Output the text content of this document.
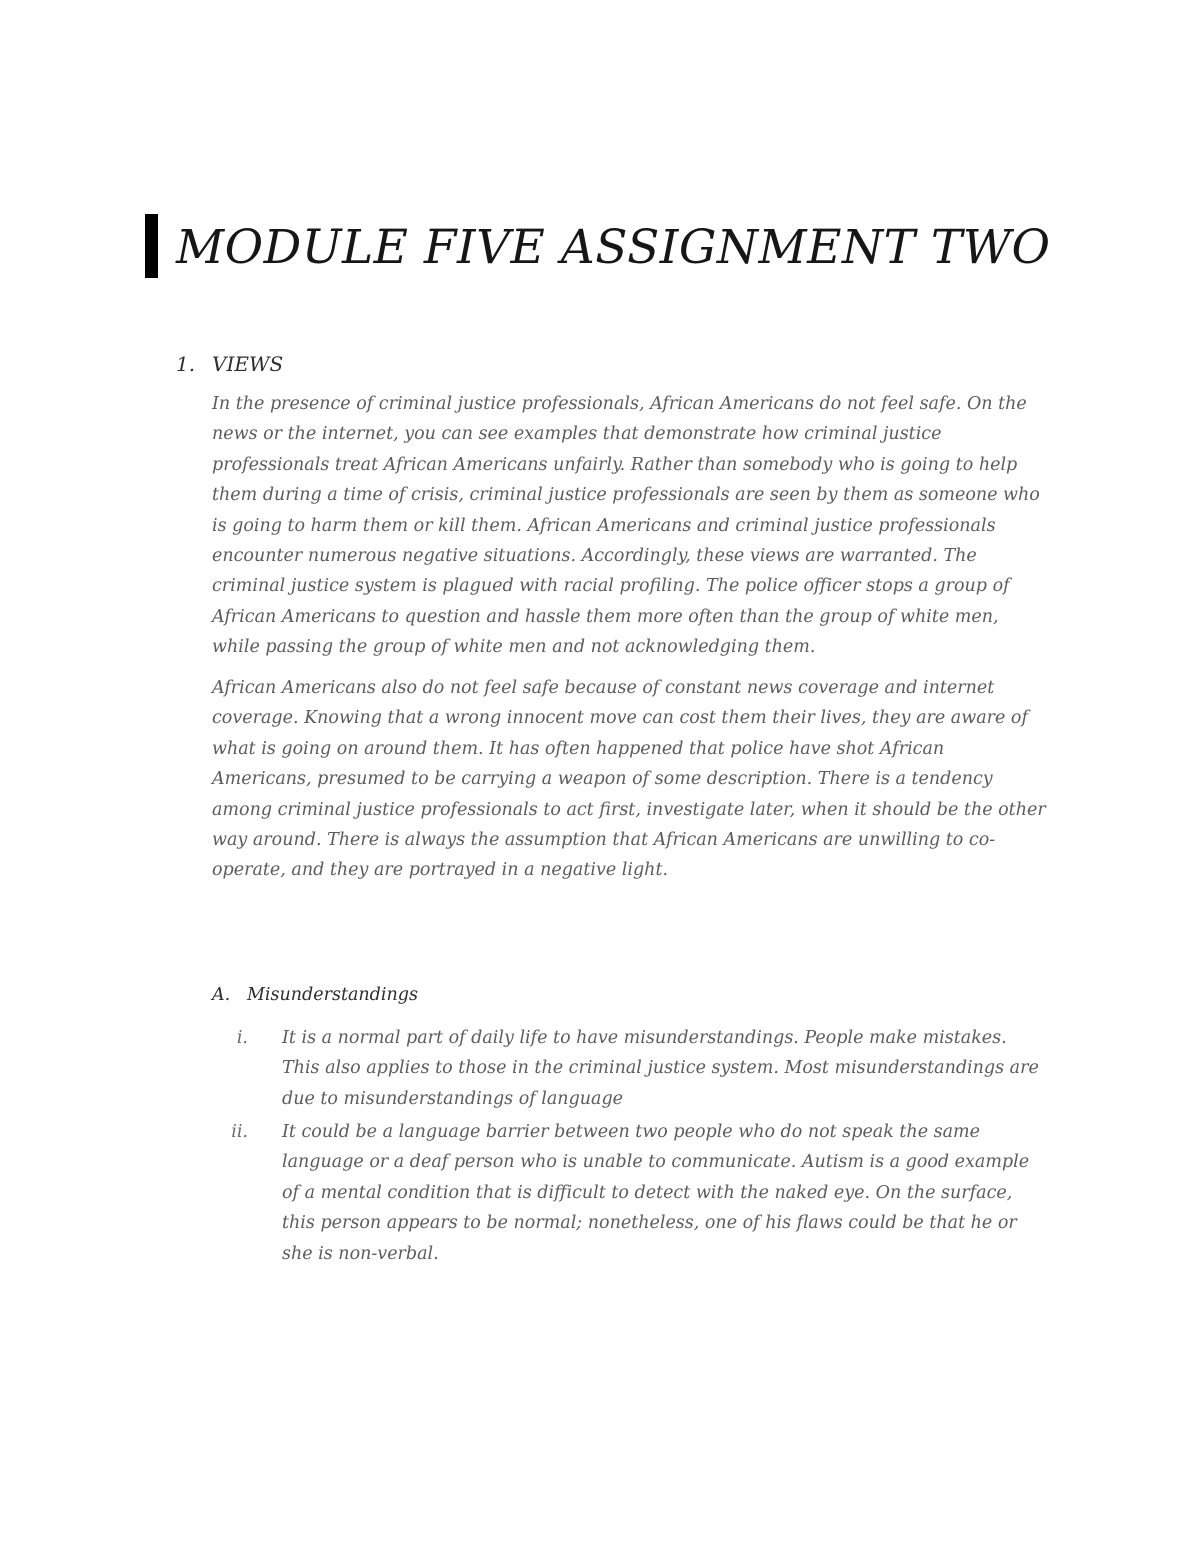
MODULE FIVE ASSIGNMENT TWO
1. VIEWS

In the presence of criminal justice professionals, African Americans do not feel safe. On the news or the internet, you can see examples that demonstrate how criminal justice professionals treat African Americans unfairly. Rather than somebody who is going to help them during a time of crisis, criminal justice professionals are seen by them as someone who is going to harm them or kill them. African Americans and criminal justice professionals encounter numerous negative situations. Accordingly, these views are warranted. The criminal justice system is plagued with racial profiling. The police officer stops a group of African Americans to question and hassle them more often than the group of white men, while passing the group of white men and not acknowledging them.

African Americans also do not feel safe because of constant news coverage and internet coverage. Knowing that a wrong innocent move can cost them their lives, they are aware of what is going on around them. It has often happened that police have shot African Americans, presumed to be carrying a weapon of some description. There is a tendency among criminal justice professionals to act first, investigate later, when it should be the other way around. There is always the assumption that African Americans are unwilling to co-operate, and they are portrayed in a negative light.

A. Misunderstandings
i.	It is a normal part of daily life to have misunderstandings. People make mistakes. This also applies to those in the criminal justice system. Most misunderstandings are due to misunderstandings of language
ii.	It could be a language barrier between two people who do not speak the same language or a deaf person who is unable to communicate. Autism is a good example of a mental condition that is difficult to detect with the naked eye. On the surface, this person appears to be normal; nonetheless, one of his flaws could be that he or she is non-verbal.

Goal:
Write out all the entries again, word for word, and print no images.

Reply:
Output the text content of this document.
MODULE FIVE ASSIGNMENT TWO
1. VIEWS

In the presence of criminal justice professionals, African Americans do not feel safe. On the news or the internet, you can see examples that demonstrate how criminal justice professionals treat African Americans unfairly. Rather than somebody who is going to help them during a time of crisis, criminal justice professionals are seen by them as someone who is going to harm them or kill them. African Americans and criminal justice professionals encounter numerous negative situations. Accordingly, these views are warranted. The criminal justice system is plagued with racial profiling. The police officer stops a group of African Americans to question and hassle them more often than the group of white men, while passing the group of white men and not acknowledging them.

African Americans also do not feel safe because of constant news coverage and internet coverage. Knowing that a wrong innocent move can cost them their lives, they are aware of what is going on around them. It has often happened that police have shot African Americans, presumed to be carrying a weapon of some description. There is a tendency among criminal justice professionals to act first, investigate later, when it should be the other way around. There is always the assumption that African Americans are unwilling to co-operate, and they are portrayed in a negative light.

A. Misunderstandings
i.	It is a normal part of daily life to have misunderstandings. People make mistakes. This also applies to those in the criminal justice system. Most misunderstandings are due to misunderstandings of language
ii.	It could be a language barrier between two people who do not speak the same language or a deaf person who is unable to communicate. Autism is a good example of a mental condition that is difficult to detect with the naked eye. On the surface, this person appears to be normal; nonetheless, one of his flaws could be that he or she is non-verbal.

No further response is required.